## STATED EXERCISE
Reproduce every entry exactly.
········
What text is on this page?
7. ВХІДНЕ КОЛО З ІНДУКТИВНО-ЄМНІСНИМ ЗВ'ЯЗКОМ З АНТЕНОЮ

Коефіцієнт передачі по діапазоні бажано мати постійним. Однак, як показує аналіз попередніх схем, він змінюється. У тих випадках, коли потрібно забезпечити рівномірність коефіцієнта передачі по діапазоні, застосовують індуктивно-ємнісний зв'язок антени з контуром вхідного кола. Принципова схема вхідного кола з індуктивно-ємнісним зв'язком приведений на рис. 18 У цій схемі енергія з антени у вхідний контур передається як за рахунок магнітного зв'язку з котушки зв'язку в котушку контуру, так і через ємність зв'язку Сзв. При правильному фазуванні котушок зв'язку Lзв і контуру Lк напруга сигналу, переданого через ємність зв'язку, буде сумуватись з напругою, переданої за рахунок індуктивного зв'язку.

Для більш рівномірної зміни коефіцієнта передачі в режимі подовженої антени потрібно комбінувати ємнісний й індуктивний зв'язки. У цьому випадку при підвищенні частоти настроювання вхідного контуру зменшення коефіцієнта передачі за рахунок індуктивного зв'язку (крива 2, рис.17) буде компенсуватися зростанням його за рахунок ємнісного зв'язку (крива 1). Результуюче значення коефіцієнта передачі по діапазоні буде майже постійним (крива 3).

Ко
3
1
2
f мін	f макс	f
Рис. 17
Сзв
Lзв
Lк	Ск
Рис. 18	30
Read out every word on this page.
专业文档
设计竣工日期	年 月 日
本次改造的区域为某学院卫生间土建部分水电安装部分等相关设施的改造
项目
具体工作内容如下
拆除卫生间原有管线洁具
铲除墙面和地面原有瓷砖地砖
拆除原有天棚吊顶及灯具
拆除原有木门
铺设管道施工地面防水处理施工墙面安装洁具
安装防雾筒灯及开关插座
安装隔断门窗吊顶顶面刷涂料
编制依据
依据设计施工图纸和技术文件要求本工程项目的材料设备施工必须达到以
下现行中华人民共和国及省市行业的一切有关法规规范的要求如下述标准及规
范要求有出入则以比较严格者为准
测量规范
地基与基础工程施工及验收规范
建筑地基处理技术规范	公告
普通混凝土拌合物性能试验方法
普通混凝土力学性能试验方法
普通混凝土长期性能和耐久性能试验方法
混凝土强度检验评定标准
········
## PROBLEM SOLUTION
What text is on this page?
7. ВХІДНЕ КОЛО З ІНДУКТИВНО-ЄМНІСНИМ ЗВ'ЯЗКОМ З АНТЕНОЮ

Коефіцієнт передачі по діапазоні бажано мати постійним. Однак, як показує аналіз попередніх схем, він змінюється. У тих випадках, коли потрібно забезпечити рівномірність коефіцієнта передачі по діапазоні, застосовують індуктивно-ємнісний зв'язок антени з контуром вхідного кола. Принципова схема вхідного кола з індуктивно-ємнісним зв'язком приведений на рис. 18 У цій схемі енергія з антени у вхідний контур передається як за рахунок магнітного зв'язку з котушки зв'язку в котушку контуру, так і через ємність зв'язку Сзв. При правильному фазуванні котушок зв'язку Lзв і контуру Lк напруга сигналу, переданого через ємність зв'язку, буде сумуватись з напругою, переданої за рахунок індуктивного зв'язку.

Для більш рівномірної зміни коефіцієнта передачі в режимі подовженої антени потрібно комбінувати ємнісний й індуктивний зв'язки. У цьому випадку при підвищенні частоти настроювання вхідного контуру зменшення коефіцієнта передачі за рахунок індуктивного зв'язку (крива 2, рис.17) буде компенсуватися зростанням його за рахунок ємнісного зв'язку (крива 1). Результуюче значення коефіцієнта передачі по діапазоні буде майже постійним (крива 3).

Ко
3
1
2
f мін	f макс	f
Рис. 17
Сзв
Lзв
Lк	Ск
Рис. 18	30
Read out every word on this page.
专业文档
设计竣工日期	年 月 日
本次改造的区域为某学院卫生间土建部分水电安装部分等相关设施的改造
项目
具体工作内容如下
拆除卫生间原有管线洁具
铲除墙面和地面原有瓷砖地砖
拆除原有天棚吊顶及灯具
拆除原有木门
铺设管道施工地面防水处理施工墙面安装洁具
安装防雾筒灯及开关插座
安装隔断门窗吊顶顶面刷涂料
编制依据
依据设计施工图纸和技术文件要求本工程项目的材料设备施工必须达到以
下现行中华人民共和国及省市行业的一切有关法规规范的要求如下述标准及规
范要求有出入则以比较严格者为准
测量规范
地基与基础工程施工及验收规范
建筑地基处理技术规范	公告
普通混凝土拌合物性能试验方法
普通混凝土力学性能试验方法
普通混凝土长期性能和耐久性能试验方法
混凝土强度检验评定标准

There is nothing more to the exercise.